=== Given task ===
Every record below should be printed exactly as given.

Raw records
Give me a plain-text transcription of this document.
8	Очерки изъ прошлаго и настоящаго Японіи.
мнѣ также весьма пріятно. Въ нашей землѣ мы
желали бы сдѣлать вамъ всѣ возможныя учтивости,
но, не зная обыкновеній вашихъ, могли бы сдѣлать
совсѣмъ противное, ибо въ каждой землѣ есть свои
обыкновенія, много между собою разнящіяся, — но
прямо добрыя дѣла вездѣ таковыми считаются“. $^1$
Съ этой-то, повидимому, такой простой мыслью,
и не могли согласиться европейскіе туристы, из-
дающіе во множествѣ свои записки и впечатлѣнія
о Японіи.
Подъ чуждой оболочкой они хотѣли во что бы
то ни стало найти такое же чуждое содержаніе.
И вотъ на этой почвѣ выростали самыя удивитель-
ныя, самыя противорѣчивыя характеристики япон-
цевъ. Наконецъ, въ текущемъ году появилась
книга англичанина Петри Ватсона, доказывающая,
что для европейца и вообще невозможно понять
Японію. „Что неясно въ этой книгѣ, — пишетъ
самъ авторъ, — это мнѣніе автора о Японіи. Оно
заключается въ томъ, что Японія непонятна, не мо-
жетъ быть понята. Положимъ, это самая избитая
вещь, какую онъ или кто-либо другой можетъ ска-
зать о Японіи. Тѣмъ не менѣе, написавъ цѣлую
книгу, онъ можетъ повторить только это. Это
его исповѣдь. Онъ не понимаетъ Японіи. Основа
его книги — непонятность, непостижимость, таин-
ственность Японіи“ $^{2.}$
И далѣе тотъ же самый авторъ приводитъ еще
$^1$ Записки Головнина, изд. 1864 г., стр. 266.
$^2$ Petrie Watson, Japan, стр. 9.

=== Right answer ===
Give me a plain-text transcription of this document.
8	Очерки изъ прошлаго и настоящаго Японіи.
мнѣ также весьма пріятно. Въ нашей землѣ мы
желали бы сдѣлать вамъ всѣ возможныя учтивости,
но, не зная обыкновеній вашихъ, могли бы сдѣлать
совсѣмъ противное, ибо въ каждой землѣ есть свои
обыкновенія, много между собою разнящіяся, — но
прямо добрыя дѣла вездѣ таковыми считаются“. $^1$
Съ этой-то, повидимому, такой простой мыслью,
и не могли согласиться европейскіе туристы, из-
дающіе во множествѣ свои записки и впечатлѣнія
о Японіи.
Подъ чуждой оболочкой они хотѣли во что бы
то ни стало найти такое же чуждое содержаніе.
И вотъ на этой почвѣ выростали самыя удивитель-
ныя, самыя противорѣчивыя характеристики япон-
цевъ. Наконецъ, въ текущемъ году появилась
книга англичанина Петри Ватсона, доказывающая,
что для европейца и вообще невозможно понять
Японію. „Что неясно въ этой книгѣ, — пишетъ
самъ авторъ, — это мнѣніе автора о Японіи. Оно
заключается въ томъ, что Японія непонятна, не мо-
жетъ быть понята. Положимъ, это самая избитая
вещь, какую онъ или кто-либо другой можетъ ска-
зать о Японіи. Тѣмъ не менѣе, написавъ цѣлую
книгу, онъ можетъ повторить только это. Это
его исповѣдь. Онъ не понимаетъ Японіи. Основа
его книги — непонятность, непостижимость, таин-
ственность Японіи“ $^{2.}$
И далѣе тотъ же самый авторъ приводитъ еще
$^1$ Записки Головнина, изд. 1864 г., стр. 266.
$^2$ Petrie Watson, Japan, стр. 9.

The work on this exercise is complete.